▶ _Work to do_:
Exactly as written, print each record in the listing.

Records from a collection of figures

* * *

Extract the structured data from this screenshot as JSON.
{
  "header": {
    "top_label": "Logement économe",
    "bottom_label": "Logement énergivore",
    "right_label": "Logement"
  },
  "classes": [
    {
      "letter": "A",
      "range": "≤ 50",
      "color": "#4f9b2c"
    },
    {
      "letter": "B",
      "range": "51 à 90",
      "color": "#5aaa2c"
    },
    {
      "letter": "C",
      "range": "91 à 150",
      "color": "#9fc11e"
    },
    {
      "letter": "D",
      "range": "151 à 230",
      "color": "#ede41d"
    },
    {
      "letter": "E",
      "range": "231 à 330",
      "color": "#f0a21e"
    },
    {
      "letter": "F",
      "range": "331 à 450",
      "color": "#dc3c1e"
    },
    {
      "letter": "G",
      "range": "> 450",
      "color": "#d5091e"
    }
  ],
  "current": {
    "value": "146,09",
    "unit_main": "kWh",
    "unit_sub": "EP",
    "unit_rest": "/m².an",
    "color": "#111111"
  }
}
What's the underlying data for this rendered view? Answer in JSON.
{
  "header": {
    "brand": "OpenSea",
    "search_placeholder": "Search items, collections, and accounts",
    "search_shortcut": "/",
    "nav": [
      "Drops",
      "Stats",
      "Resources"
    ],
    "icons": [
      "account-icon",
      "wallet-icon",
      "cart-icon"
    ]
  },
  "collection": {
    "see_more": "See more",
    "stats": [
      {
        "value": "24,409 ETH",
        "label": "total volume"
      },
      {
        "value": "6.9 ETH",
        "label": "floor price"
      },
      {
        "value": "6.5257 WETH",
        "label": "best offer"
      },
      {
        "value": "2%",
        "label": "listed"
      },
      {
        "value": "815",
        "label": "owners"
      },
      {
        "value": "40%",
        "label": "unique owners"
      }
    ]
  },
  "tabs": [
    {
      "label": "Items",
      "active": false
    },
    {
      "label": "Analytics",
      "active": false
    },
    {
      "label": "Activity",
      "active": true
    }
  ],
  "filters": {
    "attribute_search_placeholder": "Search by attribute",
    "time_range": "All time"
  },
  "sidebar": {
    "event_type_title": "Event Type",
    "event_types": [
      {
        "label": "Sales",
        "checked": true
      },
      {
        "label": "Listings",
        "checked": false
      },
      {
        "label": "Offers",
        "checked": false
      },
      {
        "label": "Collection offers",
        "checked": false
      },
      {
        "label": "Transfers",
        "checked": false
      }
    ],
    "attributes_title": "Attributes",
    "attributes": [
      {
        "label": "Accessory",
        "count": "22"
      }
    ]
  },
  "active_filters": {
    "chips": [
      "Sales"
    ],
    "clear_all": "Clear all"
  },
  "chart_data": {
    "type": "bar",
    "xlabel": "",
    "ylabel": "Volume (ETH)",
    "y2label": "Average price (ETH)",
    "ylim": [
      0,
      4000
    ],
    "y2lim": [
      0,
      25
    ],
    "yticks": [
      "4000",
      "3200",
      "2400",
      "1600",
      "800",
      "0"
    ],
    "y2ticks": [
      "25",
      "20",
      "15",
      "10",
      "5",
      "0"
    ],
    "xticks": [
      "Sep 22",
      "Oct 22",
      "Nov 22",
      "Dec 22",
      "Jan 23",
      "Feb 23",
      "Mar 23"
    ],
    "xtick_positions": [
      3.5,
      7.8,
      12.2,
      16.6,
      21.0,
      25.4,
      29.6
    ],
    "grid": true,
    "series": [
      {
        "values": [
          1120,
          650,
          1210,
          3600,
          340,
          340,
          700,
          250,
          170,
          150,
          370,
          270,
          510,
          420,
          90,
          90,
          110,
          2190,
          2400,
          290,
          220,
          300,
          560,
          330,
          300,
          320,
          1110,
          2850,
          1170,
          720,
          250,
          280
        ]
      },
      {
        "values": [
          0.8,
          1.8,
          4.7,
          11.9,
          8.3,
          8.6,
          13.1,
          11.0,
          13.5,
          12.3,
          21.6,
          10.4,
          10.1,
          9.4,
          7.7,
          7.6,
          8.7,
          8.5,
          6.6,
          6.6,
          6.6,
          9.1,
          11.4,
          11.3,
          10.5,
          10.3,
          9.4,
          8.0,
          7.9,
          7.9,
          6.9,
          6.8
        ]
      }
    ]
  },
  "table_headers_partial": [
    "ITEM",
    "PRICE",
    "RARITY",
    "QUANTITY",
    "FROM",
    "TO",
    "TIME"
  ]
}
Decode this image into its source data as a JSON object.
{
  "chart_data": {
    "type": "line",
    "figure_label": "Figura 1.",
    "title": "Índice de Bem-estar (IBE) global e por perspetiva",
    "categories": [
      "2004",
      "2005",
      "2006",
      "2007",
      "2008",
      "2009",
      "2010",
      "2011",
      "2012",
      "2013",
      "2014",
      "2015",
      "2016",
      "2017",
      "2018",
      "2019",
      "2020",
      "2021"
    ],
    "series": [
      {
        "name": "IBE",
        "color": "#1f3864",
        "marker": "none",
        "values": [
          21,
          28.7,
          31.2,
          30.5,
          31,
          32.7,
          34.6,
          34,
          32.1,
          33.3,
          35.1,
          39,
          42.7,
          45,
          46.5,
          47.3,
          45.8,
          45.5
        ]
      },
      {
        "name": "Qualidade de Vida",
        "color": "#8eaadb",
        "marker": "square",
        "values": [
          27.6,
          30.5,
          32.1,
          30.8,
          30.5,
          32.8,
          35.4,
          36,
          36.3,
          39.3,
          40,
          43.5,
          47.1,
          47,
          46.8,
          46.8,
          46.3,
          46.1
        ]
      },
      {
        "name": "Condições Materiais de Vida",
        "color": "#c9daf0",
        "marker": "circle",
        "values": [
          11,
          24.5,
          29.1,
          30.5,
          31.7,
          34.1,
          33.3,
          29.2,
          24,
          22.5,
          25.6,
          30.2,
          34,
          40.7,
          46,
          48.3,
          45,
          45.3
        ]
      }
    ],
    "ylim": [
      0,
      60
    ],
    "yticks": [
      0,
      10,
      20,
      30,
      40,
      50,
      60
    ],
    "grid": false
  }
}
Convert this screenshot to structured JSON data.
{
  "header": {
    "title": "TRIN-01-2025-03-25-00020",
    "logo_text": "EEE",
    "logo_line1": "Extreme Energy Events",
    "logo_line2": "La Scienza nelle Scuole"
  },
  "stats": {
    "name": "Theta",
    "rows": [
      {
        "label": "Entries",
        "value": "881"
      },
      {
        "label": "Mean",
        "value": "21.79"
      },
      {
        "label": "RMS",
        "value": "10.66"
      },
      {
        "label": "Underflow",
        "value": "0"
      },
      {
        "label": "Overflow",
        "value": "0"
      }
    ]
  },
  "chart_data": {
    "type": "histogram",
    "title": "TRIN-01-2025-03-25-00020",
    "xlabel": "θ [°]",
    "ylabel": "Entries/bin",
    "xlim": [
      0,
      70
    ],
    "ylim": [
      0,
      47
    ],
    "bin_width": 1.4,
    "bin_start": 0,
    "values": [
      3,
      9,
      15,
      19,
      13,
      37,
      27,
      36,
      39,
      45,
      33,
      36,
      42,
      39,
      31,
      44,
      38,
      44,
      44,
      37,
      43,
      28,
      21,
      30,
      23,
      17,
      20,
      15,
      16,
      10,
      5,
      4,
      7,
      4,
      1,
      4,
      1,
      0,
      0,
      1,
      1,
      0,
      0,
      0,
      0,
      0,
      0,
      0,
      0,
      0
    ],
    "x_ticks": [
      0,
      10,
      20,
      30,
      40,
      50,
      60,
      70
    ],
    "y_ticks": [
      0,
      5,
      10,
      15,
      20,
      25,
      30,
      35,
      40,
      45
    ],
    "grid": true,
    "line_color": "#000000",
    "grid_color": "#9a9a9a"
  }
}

* * *

▶ _Answer to the problem_:
Extract the structured data from this screenshot as JSON.
{
  "header": {
    "top_label": "Logement économe",
    "bottom_label": "Logement énergivore",
    "right_label": "Logement"
  },
  "classes": [
    {
      "letter": "A",
      "range": "≤ 50",
      "color": "#4f9b2c"
    },
    {
      "letter": "B",
      "range": "51 à 90",
      "color": "#5aaa2c"
    },
    {
      "letter": "C",
      "range": "91 à 150",
      "color": "#9fc11e"
    },
    {
      "letter": "D",
      "range": "151 à 230",
      "color": "#ede41d"
    },
    {
      "letter": "E",
      "range": "231 à 330",
      "color": "#f0a21e"
    },
    {
      "letter": "F",
      "range": "331 à 450",
      "color": "#dc3c1e"
    },
    {
      "letter": "G",
      "range": "> 450",
      "color": "#d5091e"
    }
  ],
  "current": {
    "value": "146,09",
    "unit_main": "kWh",
    "unit_sub": "EP",
    "unit_rest": "/m².an",
    "color": "#111111"
  }
}
What's the underlying data for this rendered view? Answer in JSON.
{
  "header": {
    "brand": "OpenSea",
    "search_placeholder": "Search items, collections, and accounts",
    "search_shortcut": "/",
    "nav": [
      "Drops",
      "Stats",
      "Resources"
    ],
    "icons": [
      "account-icon",
      "wallet-icon",
      "cart-icon"
    ]
  },
  "collection": {
    "see_more": "See more",
    "stats": [
      {
        "value": "24,409 ETH",
        "label": "total volume"
      },
      {
        "value": "6.9 ETH",
        "label": "floor price"
      },
      {
        "value": "6.5257 WETH",
        "label": "best offer"
      },
      {
        "value": "2%",
        "label": "listed"
      },
      {
        "value": "815",
        "label": "owners"
      },
      {
        "value": "40%",
        "label": "unique owners"
      }
    ]
  },
  "tabs": [
    {
      "label": "Items",
      "active": false
    },
    {
      "label": "Analytics",
      "active": false
    },
    {
      "label": "Activity",
      "active": true
    }
  ],
  "filters": {
    "attribute_search_placeholder": "Search by attribute",
    "time_range": "All time"
  },
  "sidebar": {
    "event_type_title": "Event Type",
    "event_types": [
      {
        "label": "Sales",
        "checked": true
      },
      {
        "label": "Listings",
        "checked": false
      },
      {
        "label": "Offers",
        "checked": false
      },
      {
        "label": "Collection offers",
        "checked": false
      },
      {
        "label": "Transfers",
        "checked": false
      }
    ],
    "attributes_title": "Attributes",
    "attributes": [
      {
        "label": "Accessory",
        "count": "22"
      }
    ]
  },
  "active_filters": {
    "chips": [
      "Sales"
    ],
    "clear_all": "Clear all"
  },
  "chart_data": {
    "type": "bar",
    "xlabel": "",
    "ylabel": "Volume (ETH)",
    "y2label": "Average price (ETH)",
    "ylim": [
      0,
      4000
    ],
    "y2lim": [
      0,
      25
    ],
    "yticks": [
      "4000",
      "3200",
      "2400",
      "1600",
      "800",
      "0"
    ],
    "y2ticks": [
      "25",
      "20",
      "15",
      "10",
      "5",
      "0"
    ],
    "xticks": [
      "Sep 22",
      "Oct 22",
      "Nov 22",
      "Dec 22",
      "Jan 23",
      "Feb 23",
      "Mar 23"
    ],
    "xtick_positions": [
      3.5,
      7.8,
      12.2,
      16.6,
      21.0,
      25.4,
      29.6
    ],
    "grid": true,
    "series": [
      {
        "values": [
          1120,
          650,
          1210,
          3600,
          340,
          340,
          700,
          250,
          170,
          150,
          370,
          270,
          510,
          420,
          90,
          90,
          110,
          2190,
          2400,
          290,
          220,
          300,
          560,
          330,
          300,
          320,
          1110,
          2850,
          1170,
          720,
          250,
          280
        ]
      },
      {
        "values": [
          0.8,
          1.8,
          4.7,
          11.9,
          8.3,
          8.6,
          13.1,
          11.0,
          13.5,
          12.3,
          21.6,
          10.4,
          10.1,
          9.4,
          7.7,
          7.6,
          8.7,
          8.5,
          6.6,
          6.6,
          6.6,
          9.1,
          11.4,
          11.3,
          10.5,
          10.3,
          9.4,
          8.0,
          7.9,
          7.9,
          6.9,
          6.8
        ]
      }
    ]
  },
  "table_headers_partial": [
    "ITEM",
    "PRICE",
    "RARITY",
    "QUANTITY",
    "FROM",
    "TO",
    "TIME"
  ]
}
Decode this image into its source data as a JSON object.
{
  "chart_data": {
    "type": "line",
    "figure_label": "Figura 1.",
    "title": "Índice de Bem-estar (IBE) global e por perspetiva",
    "categories": [
      "2004",
      "2005",
      "2006",
      "2007",
      "2008",
      "2009",
      "2010",
      "2011",
      "2012",
      "2013",
      "2014",
      "2015",
      "2016",
      "2017",
      "2018",
      "2019",
      "2020",
      "2021"
    ],
    "series": [
      {
        "name": "IBE",
        "color": "#1f3864",
        "marker": "none",
        "values": [
          21,
          28.7,
          31.2,
          30.5,
          31,
          32.7,
          34.6,
          34,
          32.1,
          33.3,
          35.1,
          39,
          42.7,
          45,
          46.5,
          47.3,
          45.8,
          45.5
        ]
      },
      {
        "name": "Qualidade de Vida",
        "color": "#8eaadb",
        "marker": "square",
        "values": [
          27.6,
          30.5,
          32.1,
          30.8,
          30.5,
          32.8,
          35.4,
          36,
          36.3,
          39.3,
          40,
          43.5,
          47.1,
          47,
          46.8,
          46.8,
          46.3,
          46.1
        ]
      },
      {
        "name": "Condições Materiais de Vida",
        "color": "#c9daf0",
        "marker": "circle",
        "values": [
          11,
          24.5,
          29.1,
          30.5,
          31.7,
          34.1,
          33.3,
          29.2,
          24,
          22.5,
          25.6,
          30.2,
          34,
          40.7,
          46,
          48.3,
          45,
          45.3
        ]
      }
    ],
    "ylim": [
      0,
      60
    ],
    "yticks": [
      0,
      10,
      20,
      30,
      40,
      50,
      60
    ],
    "grid": false
  }
}
Convert this screenshot to structured JSON data.
{
  "header": {
    "title": "TRIN-01-2025-03-25-00020",
    "logo_text": "EEE",
    "logo_line1": "Extreme Energy Events",
    "logo_line2": "La Scienza nelle Scuole"
  },
  "stats": {
    "name": "Theta",
    "rows": [
      {
        "label": "Entries",
        "value": "881"
      },
      {
        "label": "Mean",
        "value": "21.79"
      },
      {
        "label": "RMS",
        "value": "10.66"
      },
      {
        "label": "Underflow",
        "value": "0"
      },
      {
        "label": "Overflow",
        "value": "0"
      }
    ]
  },
  "chart_data": {
    "type": "histogram",
    "title": "TRIN-01-2025-03-25-00020",
    "xlabel": "θ [°]",
    "ylabel": "Entries/bin",
    "xlim": [
      0,
      70
    ],
    "ylim": [
      0,
      47
    ],
    "bin_width": 1.4,
    "bin_start": 0,
    "values": [
      3,
      9,
      15,
      19,
      13,
      37,
      27,
      36,
      39,
      45,
      33,
      36,
      42,
      39,
      31,
      44,
      38,
      44,
      44,
      37,
      43,
      28,
      21,
      30,
      23,
      17,
      20,
      15,
      16,
      10,
      5,
      4,
      7,
      4,
      1,
      4,
      1,
      0,
      0,
      1,
      1,
      0,
      0,
      0,
      0,
      0,
      0,
      0,
      0,
      0
    ],
    "x_ticks": [
      0,
      10,
      20,
      30,
      40,
      50,
      60,
      70
    ],
    "y_ticks": [
      0,
      5,
      10,
      15,
      20,
      25,
      30,
      35,
      40,
      45
    ],
    "grid": true,
    "line_color": "#000000",
    "grid_color": "#9a9a9a"
  }
}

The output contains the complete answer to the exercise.